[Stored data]
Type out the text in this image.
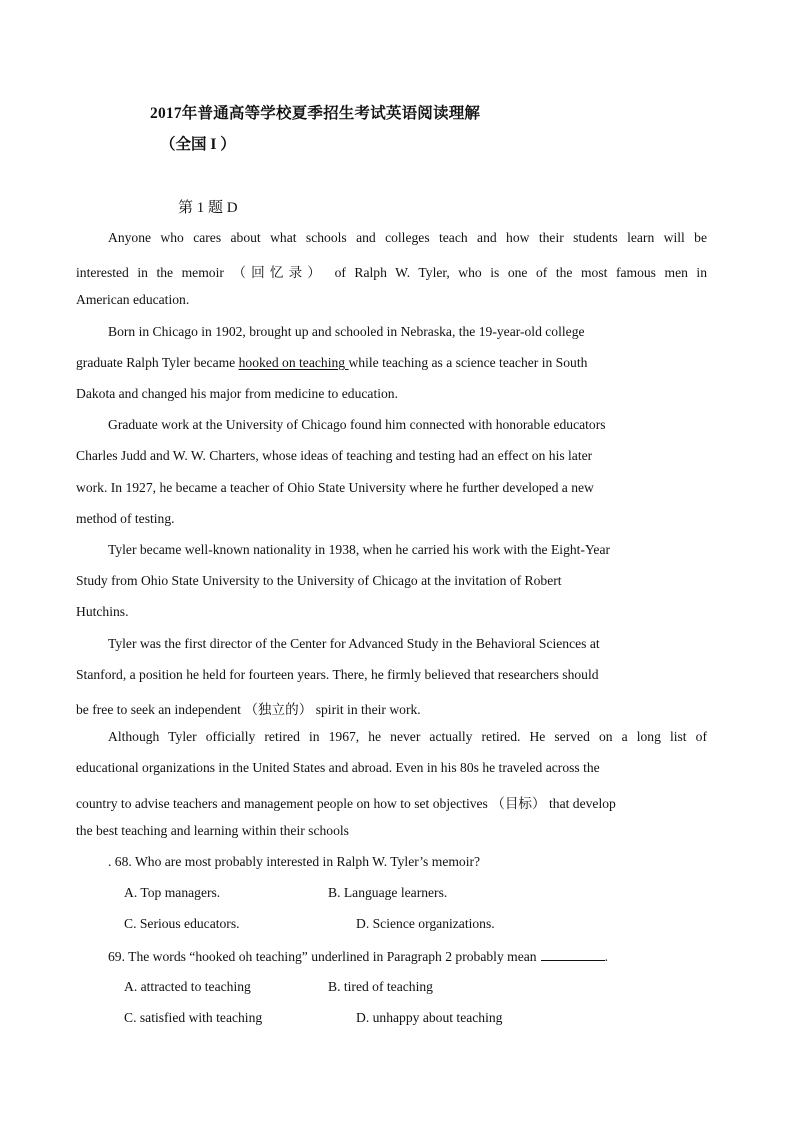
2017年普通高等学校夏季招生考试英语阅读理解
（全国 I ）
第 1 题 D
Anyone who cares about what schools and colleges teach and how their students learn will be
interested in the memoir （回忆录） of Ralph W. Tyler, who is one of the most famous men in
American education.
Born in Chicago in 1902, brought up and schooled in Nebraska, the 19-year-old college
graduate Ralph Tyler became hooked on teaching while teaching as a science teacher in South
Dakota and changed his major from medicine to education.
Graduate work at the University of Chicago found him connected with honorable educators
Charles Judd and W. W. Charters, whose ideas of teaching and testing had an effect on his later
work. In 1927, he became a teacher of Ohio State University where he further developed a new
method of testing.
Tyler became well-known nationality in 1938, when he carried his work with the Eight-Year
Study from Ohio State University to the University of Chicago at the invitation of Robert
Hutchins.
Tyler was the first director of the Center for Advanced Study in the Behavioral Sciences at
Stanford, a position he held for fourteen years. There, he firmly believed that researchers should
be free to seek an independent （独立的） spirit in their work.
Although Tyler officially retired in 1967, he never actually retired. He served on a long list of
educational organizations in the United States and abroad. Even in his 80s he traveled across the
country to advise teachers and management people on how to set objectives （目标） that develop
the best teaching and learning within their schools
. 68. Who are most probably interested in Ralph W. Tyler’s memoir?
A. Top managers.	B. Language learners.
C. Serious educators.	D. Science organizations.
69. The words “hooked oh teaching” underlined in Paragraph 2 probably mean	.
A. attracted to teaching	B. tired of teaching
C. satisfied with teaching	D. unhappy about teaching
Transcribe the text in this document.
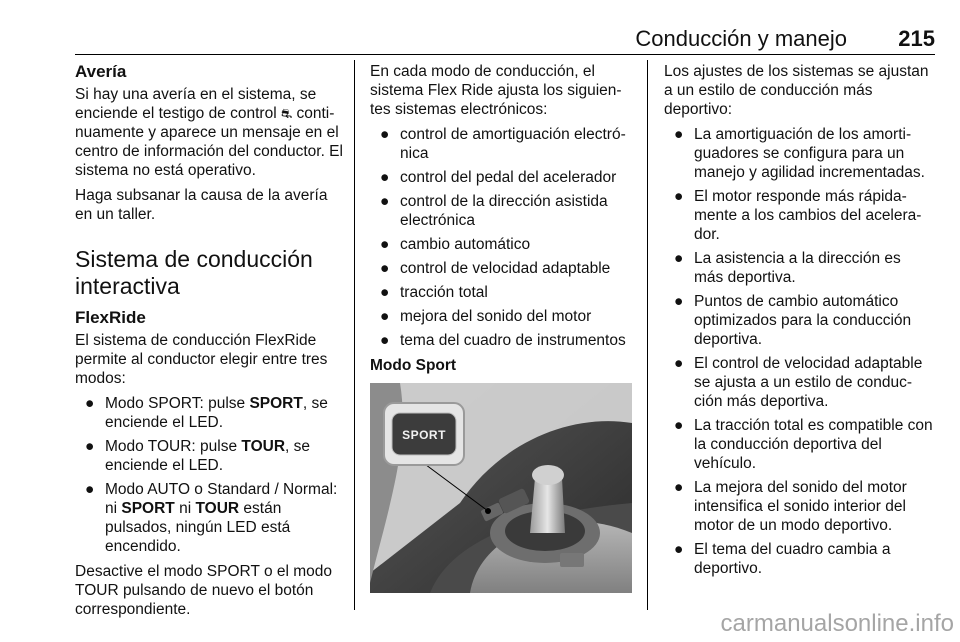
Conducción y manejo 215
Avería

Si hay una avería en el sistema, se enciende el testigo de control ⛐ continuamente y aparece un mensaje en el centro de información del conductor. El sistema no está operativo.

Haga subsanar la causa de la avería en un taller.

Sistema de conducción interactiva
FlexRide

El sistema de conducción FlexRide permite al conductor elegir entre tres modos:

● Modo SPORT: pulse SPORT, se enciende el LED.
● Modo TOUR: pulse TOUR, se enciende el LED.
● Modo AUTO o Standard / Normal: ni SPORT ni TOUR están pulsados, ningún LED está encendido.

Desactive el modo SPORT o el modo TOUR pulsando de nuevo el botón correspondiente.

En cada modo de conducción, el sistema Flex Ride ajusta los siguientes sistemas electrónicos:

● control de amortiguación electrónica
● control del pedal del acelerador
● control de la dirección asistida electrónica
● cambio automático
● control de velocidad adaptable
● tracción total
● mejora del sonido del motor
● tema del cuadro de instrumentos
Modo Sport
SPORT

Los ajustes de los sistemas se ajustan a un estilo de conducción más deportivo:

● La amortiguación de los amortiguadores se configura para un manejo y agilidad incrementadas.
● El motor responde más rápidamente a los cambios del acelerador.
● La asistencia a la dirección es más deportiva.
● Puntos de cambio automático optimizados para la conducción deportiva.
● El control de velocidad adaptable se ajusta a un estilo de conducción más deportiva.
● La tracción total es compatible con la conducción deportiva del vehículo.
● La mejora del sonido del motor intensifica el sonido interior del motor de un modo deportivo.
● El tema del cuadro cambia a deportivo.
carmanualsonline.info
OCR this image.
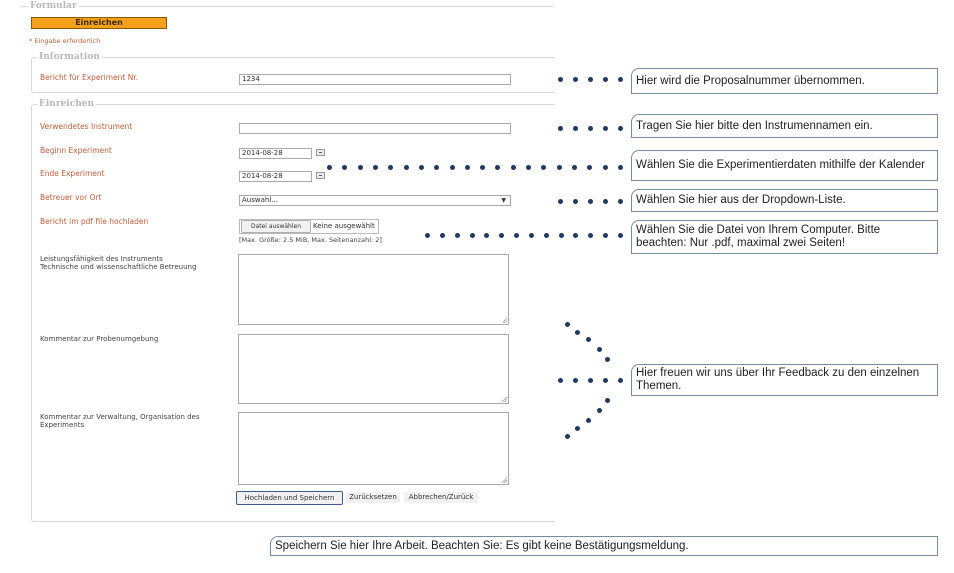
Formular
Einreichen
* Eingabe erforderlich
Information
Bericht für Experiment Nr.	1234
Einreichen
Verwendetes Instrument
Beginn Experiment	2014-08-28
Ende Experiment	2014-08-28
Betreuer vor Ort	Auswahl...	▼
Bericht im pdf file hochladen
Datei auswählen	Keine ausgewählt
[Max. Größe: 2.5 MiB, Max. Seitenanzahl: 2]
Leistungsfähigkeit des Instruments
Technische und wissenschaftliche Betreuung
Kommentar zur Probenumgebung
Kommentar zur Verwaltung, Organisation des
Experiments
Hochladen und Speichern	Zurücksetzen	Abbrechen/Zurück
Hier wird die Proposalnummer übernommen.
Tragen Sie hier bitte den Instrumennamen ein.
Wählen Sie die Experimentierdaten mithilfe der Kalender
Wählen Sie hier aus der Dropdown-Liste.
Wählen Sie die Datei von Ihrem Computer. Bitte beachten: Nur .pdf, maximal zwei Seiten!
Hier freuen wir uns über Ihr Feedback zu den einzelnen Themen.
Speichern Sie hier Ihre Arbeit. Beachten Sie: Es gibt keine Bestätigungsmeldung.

> **To be done**
Quote the material word for word, dropping any images it holds.

> **Problem solution**
Type out the text in this image.
2017年普通高等学校夏季招生考试英语阅读理解
（全国 I ）
第 1 题 D
Anyone who cares about what schools and colleges teach and how their students learn will be
interested in the memoir （回忆录） of Ralph W. Tyler, who is one of the most famous men in
American education.
Born in Chicago in 1902, brought up and schooled in Nebraska, the 19-year-old college
graduate Ralph Tyler became hooked on teaching while teaching as a science teacher in South
Dakota and changed his major from medicine to education.
Graduate work at the University of Chicago found him connected with honorable educators
Charles Judd and W. W. Charters, whose ideas of teaching and testing had an effect on his later
work. In 1927, he became a teacher of Ohio State University where he further developed a new
method of testing.
Tyler became well-known nationality in 1938, when he carried his work with the Eight-Year
Study from Ohio State University to the University of Chicago at the invitation of Robert
Hutchins.
Tyler was the first director of the Center for Advanced Study in the Behavioral Sciences at
Stanford, a position he held for fourteen years. There, he firmly believed that researchers should
be free to seek an independent （独立的） spirit in their work.
Although Tyler officially retired in 1967, he never actually retired. He served on a long list of
educational organizations in the United States and abroad. Even in his 80s he traveled across the
country to advise teachers and management people on how to set objectives （目标） that develop
the best teaching and learning within their schools
. 68. Who are most probably interested in Ralph W. Tyler’s memoir?
A. Top managers.	B. Language learners.
C. Serious educators.	D. Science organizations.
69. The words “hooked oh teaching” underlined in Paragraph 2 probably mean	.
A. attracted to teaching	B. tired of teaching
C. satisfied with teaching	D. unhappy about teaching
Transcribe the text in this document.
Conducción y manejo 215
Avería

Si hay una avería en el sistema, se enciende el testigo de control ⛐ continuamente y aparece un mensaje en el centro de información del conductor. El sistema no está operativo.

Haga subsanar la causa de la avería en un taller.

Sistema de conducción interactiva
FlexRide

El sistema de conducción FlexRide permite al conductor elegir entre tres modos:

● Modo SPORT: pulse SPORT, se enciende el LED.
● Modo TOUR: pulse TOUR, se enciende el LED.
● Modo AUTO o Standard / Normal: ni SPORT ni TOUR están pulsados, ningún LED está encendido.

Desactive el modo SPORT o el modo TOUR pulsando de nuevo el botón correspondiente.

En cada modo de conducción, el sistema Flex Ride ajusta los siguientes sistemas electrónicos:

● control de amortiguación electrónica
● control del pedal del acelerador
● control de la dirección asistida electrónica
● cambio automático
● control de velocidad adaptable
● tracción total
● mejora del sonido del motor
● tema del cuadro de instrumentos
Modo Sport
SPORT

Los ajustes de los sistemas se ajustan a un estilo de conducción más deportivo:

● La amortiguación de los amortiguadores se configura para un manejo y agilidad incrementadas.
● El motor responde más rápidamente a los cambios del acelerador.
● La asistencia a la dirección es más deportiva.
● Puntos de cambio automático optimizados para la conducción deportiva.
● El control de velocidad adaptable se ajusta a un estilo de conducción más deportiva.
● La tracción total es compatible con la conducción deportiva del vehículo.
● La mejora del sonido del motor intensifica el sonido interior del motor de un modo deportivo.
● El tema del cuadro cambia a deportivo.
carmanualsonline.info
OCR this image.
Formular
Einreichen
* Eingabe erforderlich
Information
Bericht für Experiment Nr.	1234
Einreichen
Verwendetes Instrument
Beginn Experiment	2014-08-28
Ende Experiment	2014-08-28
Betreuer vor Ort	Auswahl...	▼
Bericht im pdf file hochladen
Datei auswählen	Keine ausgewählt
[Max. Größe: 2.5 MiB, Max. Seitenanzahl: 2]
Leistungsfähigkeit des Instruments
Technische und wissenschaftliche Betreuung
Kommentar zur Probenumgebung
Kommentar zur Verwaltung, Organisation des
Experiments
Hochladen und Speichern	Zurücksetzen	Abbrechen/Zurück
Hier wird die Proposalnummer übernommen.
Tragen Sie hier bitte den Instrumennamen ein.
Wählen Sie die Experimentierdaten mithilfe der Kalender
Wählen Sie hier aus der Dropdown-Liste.
Wählen Sie die Datei von Ihrem Computer. Bitte beachten: Nur .pdf, maximal zwei Seiten!
Hier freuen wir uns über Ihr Feedback zu den einzelnen Themen.
Speichern Sie hier Ihre Arbeit. Beachten Sie: Es gibt keine Bestätigungsmeldung.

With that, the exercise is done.